■ Task directions ■
Copy out each line of the material in which the word "下列选项中" appears.

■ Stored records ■
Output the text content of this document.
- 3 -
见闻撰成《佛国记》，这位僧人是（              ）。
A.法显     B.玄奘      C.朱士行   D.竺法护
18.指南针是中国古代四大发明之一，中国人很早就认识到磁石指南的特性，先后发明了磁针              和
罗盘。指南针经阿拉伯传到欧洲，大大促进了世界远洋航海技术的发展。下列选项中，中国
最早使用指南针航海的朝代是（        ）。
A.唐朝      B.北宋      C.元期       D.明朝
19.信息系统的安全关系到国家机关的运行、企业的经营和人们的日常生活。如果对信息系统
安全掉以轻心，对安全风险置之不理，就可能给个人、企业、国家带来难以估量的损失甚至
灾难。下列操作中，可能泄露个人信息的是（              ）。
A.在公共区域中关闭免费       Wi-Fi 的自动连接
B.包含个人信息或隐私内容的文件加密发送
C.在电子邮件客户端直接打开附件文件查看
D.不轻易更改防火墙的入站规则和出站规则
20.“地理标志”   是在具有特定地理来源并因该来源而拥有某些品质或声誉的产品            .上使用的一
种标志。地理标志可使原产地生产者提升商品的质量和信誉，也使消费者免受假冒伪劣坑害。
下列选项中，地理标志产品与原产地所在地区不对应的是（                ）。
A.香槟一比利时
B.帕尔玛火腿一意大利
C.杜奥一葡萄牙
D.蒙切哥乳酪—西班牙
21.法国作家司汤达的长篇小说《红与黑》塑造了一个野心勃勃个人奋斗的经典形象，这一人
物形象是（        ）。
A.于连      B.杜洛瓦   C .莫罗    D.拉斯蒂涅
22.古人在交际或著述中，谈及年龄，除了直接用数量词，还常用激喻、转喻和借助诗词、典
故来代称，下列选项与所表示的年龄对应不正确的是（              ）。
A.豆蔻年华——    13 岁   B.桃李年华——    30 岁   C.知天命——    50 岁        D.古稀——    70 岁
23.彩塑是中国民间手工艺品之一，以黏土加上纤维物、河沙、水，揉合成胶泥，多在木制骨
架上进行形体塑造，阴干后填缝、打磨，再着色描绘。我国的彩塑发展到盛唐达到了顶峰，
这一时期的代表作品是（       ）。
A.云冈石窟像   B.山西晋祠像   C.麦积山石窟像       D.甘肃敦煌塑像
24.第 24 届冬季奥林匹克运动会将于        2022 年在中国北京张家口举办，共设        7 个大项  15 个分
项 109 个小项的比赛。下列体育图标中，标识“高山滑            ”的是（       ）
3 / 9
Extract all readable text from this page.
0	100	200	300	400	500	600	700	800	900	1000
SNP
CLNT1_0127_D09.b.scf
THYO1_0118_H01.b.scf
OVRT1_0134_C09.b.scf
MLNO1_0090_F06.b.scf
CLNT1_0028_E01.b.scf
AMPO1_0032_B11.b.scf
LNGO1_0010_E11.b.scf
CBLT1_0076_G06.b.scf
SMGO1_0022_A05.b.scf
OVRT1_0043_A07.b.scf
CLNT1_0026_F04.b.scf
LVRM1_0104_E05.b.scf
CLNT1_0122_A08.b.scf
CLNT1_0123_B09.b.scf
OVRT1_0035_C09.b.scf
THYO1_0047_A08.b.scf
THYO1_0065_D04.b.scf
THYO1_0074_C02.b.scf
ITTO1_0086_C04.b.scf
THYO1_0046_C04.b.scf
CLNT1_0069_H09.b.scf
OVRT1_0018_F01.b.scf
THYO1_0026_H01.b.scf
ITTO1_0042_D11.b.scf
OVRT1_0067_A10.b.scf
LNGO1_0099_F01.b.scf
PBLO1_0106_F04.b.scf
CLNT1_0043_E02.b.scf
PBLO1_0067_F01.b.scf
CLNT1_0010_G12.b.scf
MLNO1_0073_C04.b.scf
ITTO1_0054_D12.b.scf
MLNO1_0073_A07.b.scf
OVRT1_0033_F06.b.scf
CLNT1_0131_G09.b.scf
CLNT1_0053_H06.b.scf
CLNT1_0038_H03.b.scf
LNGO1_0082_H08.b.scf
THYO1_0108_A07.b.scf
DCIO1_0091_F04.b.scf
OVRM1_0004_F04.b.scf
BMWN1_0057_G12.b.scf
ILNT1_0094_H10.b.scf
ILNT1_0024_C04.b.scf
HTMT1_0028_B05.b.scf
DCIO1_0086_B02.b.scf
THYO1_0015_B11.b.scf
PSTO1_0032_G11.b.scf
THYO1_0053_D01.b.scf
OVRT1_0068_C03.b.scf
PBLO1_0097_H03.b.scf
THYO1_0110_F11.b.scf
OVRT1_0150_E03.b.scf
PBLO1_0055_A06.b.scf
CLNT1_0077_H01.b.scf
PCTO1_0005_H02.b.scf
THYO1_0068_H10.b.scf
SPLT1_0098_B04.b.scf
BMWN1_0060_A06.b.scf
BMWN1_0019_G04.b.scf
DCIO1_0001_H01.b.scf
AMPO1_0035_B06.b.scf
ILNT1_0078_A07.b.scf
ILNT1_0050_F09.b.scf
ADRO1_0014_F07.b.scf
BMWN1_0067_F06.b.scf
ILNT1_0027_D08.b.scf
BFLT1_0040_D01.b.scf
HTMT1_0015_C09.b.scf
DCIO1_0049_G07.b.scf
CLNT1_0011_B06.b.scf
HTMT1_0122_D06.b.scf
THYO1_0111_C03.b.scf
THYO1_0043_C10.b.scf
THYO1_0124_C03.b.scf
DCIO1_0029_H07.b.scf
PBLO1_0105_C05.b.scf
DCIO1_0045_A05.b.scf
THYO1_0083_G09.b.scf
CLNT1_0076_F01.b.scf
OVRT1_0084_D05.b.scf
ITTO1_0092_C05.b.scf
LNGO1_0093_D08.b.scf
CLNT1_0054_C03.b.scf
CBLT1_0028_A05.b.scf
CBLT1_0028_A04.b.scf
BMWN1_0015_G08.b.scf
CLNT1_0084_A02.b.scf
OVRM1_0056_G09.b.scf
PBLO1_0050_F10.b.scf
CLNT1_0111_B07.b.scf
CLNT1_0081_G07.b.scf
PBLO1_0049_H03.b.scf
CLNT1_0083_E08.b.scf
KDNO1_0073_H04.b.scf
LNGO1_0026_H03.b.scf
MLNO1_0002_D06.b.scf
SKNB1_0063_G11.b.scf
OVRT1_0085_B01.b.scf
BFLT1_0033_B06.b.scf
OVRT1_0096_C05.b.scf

■ Exercise result ■
罗盘。指南针经阿拉伯传到欧洲，大大促进了世界远洋航海技术的发展。下列选项中，中国
下列选项中，地理标志产品与原产地所在地区不对应的是（                ）。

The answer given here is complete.